What is asked. Omit every picture and output the rest of the records exactly as they are.

Information provided.
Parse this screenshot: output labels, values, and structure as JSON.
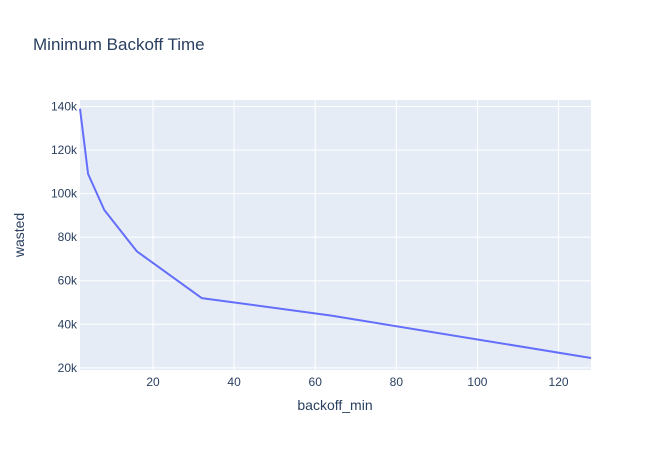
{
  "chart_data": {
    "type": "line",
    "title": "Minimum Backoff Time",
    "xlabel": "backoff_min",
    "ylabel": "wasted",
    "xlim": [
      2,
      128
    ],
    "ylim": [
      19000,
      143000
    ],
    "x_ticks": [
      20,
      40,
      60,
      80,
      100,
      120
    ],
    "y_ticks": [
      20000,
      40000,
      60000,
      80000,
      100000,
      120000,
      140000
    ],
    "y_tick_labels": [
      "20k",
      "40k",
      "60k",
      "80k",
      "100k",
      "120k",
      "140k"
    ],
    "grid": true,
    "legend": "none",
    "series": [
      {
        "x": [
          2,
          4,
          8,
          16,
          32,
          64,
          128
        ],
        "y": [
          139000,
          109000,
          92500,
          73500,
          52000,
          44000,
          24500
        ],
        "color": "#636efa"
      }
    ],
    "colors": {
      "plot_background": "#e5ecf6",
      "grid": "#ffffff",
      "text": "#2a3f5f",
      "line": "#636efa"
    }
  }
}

The response.
Parse this screenshot: output labels, values, and structure as JSON.
{
  "chart_data": {
    "type": "line",
    "title": "Minimum Backoff Time",
    "xlabel": "backoff_min",
    "ylabel": "wasted",
    "xlim": [
      2,
      128
    ],
    "ylim": [
      19000,
      143000
    ],
    "x_ticks": [
      20,
      40,
      60,
      80,
      100,
      120
    ],
    "y_ticks": [
      20000,
      40000,
      60000,
      80000,
      100000,
      120000,
      140000
    ],
    "y_tick_labels": [
      "20k",
      "40k",
      "60k",
      "80k",
      "100k",
      "120k",
      "140k"
    ],
    "grid": true,
    "legend": "none",
    "series": [
      {
        "x": [
          2,
          4,
          8,
          16,
          32,
          64,
          128
        ],
        "y": [
          139000,
          109000,
          92500,
          73500,
          52000,
          44000,
          24500
        ],
        "color": "#636efa"
      }
    ],
    "colors": {
      "plot_background": "#e5ecf6",
      "grid": "#ffffff",
      "text": "#2a3f5f",
      "line": "#636efa"
    }
  }
}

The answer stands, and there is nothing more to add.